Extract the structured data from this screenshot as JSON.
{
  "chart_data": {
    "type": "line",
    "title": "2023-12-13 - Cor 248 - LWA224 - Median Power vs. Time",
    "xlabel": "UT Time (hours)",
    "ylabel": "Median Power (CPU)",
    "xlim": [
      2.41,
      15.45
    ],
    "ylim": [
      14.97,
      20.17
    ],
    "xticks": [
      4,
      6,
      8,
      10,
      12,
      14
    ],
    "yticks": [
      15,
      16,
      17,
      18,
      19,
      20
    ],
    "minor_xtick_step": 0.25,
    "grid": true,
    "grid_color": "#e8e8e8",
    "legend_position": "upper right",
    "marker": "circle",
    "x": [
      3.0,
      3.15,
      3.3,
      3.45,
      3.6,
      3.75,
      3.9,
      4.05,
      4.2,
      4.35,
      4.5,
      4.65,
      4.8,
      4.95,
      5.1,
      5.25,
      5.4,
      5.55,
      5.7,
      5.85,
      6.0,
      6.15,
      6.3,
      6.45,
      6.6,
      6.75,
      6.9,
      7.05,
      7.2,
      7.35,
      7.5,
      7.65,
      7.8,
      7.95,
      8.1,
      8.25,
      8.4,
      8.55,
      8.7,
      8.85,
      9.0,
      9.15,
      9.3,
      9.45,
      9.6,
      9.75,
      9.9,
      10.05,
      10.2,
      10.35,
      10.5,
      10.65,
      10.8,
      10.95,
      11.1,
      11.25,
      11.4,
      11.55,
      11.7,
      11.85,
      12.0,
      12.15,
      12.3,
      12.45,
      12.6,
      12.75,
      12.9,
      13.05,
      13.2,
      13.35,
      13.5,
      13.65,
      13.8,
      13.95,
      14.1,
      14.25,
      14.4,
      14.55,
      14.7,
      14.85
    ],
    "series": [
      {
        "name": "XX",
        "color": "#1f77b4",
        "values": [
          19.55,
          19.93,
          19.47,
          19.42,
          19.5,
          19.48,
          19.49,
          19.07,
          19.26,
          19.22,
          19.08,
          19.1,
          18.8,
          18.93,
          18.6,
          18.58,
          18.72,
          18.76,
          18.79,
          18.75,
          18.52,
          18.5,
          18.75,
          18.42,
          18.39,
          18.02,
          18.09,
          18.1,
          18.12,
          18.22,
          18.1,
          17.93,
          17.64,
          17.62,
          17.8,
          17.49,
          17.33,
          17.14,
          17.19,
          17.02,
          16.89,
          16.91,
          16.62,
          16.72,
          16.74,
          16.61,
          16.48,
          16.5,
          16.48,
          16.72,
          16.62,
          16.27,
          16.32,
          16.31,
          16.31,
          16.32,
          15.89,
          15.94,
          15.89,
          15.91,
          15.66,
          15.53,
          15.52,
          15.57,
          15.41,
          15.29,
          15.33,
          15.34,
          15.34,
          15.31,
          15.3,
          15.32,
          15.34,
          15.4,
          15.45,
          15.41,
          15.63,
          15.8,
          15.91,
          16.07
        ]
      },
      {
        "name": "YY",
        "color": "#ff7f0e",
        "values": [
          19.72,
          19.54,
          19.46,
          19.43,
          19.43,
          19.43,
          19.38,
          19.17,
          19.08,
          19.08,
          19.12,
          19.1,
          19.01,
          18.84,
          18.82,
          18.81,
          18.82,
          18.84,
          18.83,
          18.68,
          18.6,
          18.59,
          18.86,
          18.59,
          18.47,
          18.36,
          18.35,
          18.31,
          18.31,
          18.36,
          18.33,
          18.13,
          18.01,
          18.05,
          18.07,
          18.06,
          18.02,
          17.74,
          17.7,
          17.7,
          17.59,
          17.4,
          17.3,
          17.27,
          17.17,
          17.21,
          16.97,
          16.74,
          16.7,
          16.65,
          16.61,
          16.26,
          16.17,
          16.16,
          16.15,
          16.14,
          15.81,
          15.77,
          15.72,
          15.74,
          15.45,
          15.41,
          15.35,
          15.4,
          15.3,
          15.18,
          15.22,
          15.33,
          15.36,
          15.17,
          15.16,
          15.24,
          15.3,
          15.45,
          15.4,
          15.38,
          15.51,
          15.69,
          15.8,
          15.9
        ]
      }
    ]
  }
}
════
*Stated exercise*
Make a list of all lines in the data that contain "Median".

*Answer to this exercise*
    "title": "2023-12-13 - Cor 248 - LWA224 - Median Power vs. Time",
    "ylabel": "Median Power (CPU)",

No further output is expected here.